GIVEN REQUEST: Copy all lines holding the word "xlabel" from the entries.

SUPPLIED DATA:
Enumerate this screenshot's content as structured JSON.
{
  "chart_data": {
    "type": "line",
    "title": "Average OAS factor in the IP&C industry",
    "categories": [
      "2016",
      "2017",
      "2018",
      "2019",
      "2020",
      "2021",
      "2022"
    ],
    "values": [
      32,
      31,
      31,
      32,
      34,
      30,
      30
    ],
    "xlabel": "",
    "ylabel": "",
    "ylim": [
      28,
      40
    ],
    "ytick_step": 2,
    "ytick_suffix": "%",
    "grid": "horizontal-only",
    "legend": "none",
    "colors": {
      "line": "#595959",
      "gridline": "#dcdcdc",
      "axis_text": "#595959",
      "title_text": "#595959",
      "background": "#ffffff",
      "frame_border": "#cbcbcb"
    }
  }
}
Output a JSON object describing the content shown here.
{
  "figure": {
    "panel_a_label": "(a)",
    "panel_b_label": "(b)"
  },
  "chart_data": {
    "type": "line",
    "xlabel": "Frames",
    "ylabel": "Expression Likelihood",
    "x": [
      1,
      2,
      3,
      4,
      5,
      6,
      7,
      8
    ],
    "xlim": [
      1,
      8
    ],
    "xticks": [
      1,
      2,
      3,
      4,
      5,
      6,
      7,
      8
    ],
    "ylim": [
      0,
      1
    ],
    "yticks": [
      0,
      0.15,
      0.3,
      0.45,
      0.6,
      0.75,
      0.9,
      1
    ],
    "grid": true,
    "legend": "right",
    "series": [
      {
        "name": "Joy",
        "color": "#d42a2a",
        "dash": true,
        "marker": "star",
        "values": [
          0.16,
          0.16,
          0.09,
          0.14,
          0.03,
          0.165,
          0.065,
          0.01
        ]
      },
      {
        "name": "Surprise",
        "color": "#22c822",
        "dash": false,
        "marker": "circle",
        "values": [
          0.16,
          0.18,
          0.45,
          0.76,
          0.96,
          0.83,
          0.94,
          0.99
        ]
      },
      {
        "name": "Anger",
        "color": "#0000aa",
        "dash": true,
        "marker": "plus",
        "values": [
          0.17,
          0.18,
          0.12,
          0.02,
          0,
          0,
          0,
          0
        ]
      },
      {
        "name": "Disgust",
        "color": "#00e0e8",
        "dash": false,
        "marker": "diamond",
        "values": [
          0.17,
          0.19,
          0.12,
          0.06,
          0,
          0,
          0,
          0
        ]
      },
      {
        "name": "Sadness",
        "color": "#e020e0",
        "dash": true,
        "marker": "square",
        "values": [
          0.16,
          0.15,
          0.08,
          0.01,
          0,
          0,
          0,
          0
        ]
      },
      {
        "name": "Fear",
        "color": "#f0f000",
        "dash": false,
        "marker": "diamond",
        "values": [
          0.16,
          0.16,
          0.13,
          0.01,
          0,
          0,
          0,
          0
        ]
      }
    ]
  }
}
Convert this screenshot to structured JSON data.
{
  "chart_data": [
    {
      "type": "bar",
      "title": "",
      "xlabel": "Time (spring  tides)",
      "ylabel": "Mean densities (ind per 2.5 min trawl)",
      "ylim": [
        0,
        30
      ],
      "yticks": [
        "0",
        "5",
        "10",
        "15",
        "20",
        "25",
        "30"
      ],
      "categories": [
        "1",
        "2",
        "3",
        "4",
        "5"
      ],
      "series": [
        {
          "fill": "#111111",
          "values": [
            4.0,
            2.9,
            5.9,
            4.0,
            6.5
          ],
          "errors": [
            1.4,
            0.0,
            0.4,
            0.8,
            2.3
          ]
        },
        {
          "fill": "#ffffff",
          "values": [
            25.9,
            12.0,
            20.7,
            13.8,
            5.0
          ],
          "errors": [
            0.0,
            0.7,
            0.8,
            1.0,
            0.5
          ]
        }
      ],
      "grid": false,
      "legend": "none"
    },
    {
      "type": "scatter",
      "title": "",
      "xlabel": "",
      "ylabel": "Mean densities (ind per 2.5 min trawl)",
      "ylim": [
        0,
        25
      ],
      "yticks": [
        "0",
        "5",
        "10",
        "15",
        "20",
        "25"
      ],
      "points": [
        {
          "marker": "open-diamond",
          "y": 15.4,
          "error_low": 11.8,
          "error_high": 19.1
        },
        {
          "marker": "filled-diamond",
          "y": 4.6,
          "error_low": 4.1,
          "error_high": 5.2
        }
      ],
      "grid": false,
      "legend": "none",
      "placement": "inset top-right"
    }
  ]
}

SOLUTION:
    "xlabel": "",
    "xlabel": "Frames",
      "xlabel": "Time (spring  tides)",
      "xlabel": "",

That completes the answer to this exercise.